Render every line of the material below as a numbered list, omitting any blank lines.

Excerpts from a layout annotation set:
━━━━━━━━

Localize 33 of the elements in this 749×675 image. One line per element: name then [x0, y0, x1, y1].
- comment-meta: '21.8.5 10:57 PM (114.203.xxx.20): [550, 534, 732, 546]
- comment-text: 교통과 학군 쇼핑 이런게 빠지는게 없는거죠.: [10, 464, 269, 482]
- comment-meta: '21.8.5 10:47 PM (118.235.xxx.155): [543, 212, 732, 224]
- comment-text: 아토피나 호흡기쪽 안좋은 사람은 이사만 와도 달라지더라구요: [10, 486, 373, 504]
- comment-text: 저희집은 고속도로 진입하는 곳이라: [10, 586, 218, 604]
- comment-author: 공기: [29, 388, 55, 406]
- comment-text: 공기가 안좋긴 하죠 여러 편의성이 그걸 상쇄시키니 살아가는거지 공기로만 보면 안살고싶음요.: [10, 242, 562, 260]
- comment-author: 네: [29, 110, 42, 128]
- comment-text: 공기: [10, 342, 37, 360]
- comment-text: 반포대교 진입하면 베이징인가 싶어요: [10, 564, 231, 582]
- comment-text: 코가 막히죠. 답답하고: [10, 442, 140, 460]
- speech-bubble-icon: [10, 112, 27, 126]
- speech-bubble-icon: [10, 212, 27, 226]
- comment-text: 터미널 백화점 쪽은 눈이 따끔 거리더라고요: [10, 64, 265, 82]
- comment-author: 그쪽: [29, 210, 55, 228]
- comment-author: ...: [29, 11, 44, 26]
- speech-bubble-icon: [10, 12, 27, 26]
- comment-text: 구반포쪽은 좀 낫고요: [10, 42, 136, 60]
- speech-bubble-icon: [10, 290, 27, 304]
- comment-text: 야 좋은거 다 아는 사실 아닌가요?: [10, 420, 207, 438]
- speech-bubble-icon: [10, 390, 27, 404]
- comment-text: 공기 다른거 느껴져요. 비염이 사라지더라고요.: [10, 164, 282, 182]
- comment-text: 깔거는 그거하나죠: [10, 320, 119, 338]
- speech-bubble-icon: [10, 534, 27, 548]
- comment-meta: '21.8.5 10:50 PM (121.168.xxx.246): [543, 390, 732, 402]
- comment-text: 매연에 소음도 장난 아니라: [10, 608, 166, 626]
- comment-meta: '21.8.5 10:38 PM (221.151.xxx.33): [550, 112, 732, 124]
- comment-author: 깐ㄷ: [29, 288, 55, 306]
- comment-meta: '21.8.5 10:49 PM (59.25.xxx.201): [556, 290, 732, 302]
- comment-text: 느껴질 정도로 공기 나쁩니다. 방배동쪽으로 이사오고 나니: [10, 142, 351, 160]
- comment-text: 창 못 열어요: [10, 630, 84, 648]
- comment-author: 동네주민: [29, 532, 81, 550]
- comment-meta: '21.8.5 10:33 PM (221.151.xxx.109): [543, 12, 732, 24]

━━━━━━━━

◆ ANSWER TO THIS TASK
1. Localize 33 of the elements in this 749×675 image. One line per element: name then [x0, y0, x1, y1].
2. - comment-meta: '21.8.5 10:57 PM (114.203.xxx.20): [550, 534, 732, 546]
3. - comment-text: 교통과 학군 쇼핑 이런게 빠지는게 없는거죠.: [10, 464, 269, 482]
4. - comment-meta: '21.8.5 10:47 PM (118.235.xxx.155): [543, 212, 732, 224]
5. - comment-text: 아토피나 호흡기쪽 안좋은 사람은 이사만 와도 달라지더라구요: [10, 486, 373, 504]
6. - comment-text: 저희집은 고속도로 진입하는 곳이라: [10, 586, 218, 604]
7. - comment-author: 공기: [29, 388, 55, 406]
8. - comment-text: 공기가 안좋긴 하죠 여러 편의성이 그걸 상쇄시키니 살아가는거지 공기로만 보면 안살고싶음요.: [10, 242, 562, 260]
9. - comment-author: 네: [29, 110, 42, 128]
10. - comment-text: 공기: [10, 342, 37, 360]
11. - comment-text: 반포대교 진입하면 베이징인가 싶어요: [10, 564, 231, 582]
12. - comment-text: 코가 막히죠. 답답하고: [10, 442, 140, 460]
13. - speech-bubble-icon: [10, 112, 27, 126]
14. - speech-bubble-icon: [10, 212, 27, 226]
15. - comment-text: 터미널 백화점 쪽은 눈이 따끔 거리더라고요: [10, 64, 265, 82]
16. - comment-author: 그쪽: [29, 210, 55, 228]
17. - comment-author: ...: [29, 11, 44, 26]
18. - speech-bubble-icon: [10, 12, 27, 26]
19. - comment-text: 구반포쪽은 좀 낫고요: [10, 42, 136, 60]
20. - speech-bubble-icon: [10, 290, 27, 304]
21. - comment-text: 야 좋은거 다 아는 사실 아닌가요?: [10, 420, 207, 438]
22. - speech-bubble-icon: [10, 390, 27, 404]
23. - comment-text: 공기 다른거 느껴져요. 비염이 사라지더라고요.: [10, 164, 282, 182]
24. - comment-text: 깔거는 그거하나죠: [10, 320, 119, 338]
25. - speech-bubble-icon: [10, 534, 27, 548]
26. - comment-meta: '21.8.5 10:50 PM (121.168.xxx.246): [543, 390, 732, 402]
27. - comment-text: 매연에 소음도 장난 아니라: [10, 608, 166, 626]
28. - comment-meta: '21.8.5 10:38 PM (221.151.xxx.33): [550, 112, 732, 124]
29. - comment-author: 깐ㄷ: [29, 288, 55, 306]
30. - comment-meta: '21.8.5 10:49 PM (59.25.xxx.201): [556, 290, 732, 302]
31. - comment-text: 느껴질 정도로 공기 나쁩니다. 방배동쪽으로 이사오고 나니: [10, 142, 351, 160]
32. - comment-text: 창 못 열어요: [10, 630, 84, 648]
33. - comment-author: 동네주민: [29, 532, 81, 550]
34. - comment-meta: '21.8.5 10:33 PM (221.151.xxx.109): [543, 12, 732, 24]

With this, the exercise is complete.